*Material for this task*.
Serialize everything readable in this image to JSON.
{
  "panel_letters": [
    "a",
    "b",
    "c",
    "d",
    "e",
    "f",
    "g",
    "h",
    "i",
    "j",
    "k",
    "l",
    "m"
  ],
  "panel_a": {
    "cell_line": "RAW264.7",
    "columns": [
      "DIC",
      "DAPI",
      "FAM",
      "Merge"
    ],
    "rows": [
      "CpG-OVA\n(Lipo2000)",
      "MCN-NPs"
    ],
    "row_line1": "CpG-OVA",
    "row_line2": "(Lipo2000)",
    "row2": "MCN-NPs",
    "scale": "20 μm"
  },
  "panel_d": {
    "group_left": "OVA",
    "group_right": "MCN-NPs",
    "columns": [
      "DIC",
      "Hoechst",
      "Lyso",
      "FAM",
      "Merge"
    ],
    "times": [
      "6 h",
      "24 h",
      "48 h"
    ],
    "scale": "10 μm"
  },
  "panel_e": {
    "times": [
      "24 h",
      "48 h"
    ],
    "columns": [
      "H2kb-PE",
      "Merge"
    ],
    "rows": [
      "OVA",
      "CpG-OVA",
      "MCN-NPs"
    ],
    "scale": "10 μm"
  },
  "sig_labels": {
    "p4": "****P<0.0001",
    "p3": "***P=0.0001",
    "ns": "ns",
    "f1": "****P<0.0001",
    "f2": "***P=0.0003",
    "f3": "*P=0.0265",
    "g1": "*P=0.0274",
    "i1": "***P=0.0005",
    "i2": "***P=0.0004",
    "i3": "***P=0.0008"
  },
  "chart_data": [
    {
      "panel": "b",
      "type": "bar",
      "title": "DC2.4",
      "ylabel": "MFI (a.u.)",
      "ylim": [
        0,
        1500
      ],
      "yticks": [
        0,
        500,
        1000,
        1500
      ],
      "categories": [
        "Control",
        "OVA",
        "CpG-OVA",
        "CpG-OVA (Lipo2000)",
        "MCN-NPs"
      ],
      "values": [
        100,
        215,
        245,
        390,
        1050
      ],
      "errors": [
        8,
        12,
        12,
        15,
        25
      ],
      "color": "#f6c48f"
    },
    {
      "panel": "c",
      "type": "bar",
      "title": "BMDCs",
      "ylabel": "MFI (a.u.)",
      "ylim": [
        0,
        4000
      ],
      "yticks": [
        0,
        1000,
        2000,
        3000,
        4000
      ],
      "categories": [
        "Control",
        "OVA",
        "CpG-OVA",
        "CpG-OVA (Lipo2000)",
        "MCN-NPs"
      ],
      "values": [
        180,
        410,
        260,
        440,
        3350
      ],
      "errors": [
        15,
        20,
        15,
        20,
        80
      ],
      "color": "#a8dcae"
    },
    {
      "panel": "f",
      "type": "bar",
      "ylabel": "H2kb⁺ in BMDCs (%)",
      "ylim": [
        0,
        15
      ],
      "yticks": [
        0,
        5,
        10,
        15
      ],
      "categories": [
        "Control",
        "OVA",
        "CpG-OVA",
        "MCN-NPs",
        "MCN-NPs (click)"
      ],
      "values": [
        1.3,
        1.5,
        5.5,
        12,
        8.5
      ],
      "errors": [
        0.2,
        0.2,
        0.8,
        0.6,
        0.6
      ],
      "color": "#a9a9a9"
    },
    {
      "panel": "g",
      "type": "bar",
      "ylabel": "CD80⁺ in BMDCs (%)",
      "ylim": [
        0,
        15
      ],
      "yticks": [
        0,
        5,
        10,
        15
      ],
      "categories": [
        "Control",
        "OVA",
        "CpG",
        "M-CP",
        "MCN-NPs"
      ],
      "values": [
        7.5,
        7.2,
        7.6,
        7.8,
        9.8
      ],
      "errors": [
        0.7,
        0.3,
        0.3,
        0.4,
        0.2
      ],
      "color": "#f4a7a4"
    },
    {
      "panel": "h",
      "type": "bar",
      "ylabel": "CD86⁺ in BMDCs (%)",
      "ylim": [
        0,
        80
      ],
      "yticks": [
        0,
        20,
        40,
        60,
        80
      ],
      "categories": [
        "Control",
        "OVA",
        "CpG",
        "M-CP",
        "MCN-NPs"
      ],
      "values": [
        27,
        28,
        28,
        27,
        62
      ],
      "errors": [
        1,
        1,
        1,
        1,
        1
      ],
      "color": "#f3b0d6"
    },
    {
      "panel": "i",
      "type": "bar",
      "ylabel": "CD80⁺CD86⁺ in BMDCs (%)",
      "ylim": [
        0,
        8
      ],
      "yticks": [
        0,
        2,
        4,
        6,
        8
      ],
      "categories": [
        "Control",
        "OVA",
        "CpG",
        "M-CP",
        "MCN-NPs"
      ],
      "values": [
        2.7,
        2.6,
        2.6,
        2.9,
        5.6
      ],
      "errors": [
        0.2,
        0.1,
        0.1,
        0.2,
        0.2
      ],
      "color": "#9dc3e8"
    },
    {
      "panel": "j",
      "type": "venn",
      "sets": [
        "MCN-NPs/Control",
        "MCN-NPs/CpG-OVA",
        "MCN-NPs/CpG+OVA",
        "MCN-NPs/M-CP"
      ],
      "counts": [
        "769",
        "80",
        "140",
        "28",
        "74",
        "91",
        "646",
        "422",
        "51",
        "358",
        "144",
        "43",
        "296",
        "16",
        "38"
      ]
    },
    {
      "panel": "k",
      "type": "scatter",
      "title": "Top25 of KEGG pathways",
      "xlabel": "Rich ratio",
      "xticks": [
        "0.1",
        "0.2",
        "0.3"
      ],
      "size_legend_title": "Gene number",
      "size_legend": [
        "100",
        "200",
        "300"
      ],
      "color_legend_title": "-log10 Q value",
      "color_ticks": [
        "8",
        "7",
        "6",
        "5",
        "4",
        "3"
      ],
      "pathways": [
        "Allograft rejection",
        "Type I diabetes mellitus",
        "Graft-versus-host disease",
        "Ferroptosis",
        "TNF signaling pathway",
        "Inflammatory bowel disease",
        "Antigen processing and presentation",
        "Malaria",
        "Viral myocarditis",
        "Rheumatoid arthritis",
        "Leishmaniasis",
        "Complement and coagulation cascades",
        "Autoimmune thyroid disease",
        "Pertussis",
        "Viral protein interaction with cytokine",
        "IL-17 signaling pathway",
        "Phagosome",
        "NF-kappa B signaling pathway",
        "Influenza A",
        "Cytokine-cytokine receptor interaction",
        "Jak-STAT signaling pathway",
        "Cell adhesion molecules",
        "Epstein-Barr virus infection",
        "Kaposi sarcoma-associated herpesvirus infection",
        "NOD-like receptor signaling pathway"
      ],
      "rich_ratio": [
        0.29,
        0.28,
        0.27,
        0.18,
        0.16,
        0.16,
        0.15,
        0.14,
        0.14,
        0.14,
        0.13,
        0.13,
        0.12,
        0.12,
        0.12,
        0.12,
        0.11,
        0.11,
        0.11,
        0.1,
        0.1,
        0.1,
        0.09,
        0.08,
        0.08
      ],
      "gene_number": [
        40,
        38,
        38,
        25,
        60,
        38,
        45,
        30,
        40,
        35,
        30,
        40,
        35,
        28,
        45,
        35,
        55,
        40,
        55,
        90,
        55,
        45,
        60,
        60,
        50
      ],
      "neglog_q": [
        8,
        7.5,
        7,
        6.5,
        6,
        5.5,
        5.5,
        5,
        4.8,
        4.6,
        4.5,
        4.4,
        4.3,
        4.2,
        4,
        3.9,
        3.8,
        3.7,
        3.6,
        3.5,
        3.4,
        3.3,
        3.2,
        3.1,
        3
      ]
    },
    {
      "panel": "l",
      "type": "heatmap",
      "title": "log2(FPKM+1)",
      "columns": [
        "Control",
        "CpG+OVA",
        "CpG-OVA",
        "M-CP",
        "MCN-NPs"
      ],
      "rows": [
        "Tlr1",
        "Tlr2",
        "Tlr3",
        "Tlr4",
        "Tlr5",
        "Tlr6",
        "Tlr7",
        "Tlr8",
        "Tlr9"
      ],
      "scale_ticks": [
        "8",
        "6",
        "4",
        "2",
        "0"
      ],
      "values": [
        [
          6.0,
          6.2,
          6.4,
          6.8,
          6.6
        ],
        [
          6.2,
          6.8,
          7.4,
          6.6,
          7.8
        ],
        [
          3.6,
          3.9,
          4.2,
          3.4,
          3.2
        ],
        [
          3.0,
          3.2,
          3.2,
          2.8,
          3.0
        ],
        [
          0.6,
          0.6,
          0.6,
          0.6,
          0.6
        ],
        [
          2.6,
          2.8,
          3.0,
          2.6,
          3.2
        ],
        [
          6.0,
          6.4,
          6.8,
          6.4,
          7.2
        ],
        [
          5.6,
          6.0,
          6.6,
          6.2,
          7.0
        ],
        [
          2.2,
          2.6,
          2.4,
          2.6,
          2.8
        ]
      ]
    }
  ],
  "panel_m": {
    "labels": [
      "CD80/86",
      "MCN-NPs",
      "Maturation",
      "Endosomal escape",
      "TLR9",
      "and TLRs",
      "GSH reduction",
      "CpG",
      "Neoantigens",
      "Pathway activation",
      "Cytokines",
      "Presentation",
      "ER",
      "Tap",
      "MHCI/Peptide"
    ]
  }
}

*Requirement*. Some lines of the records may contain the string "interaction". State how many do, as a number alone.

*Answer to this problem*. 2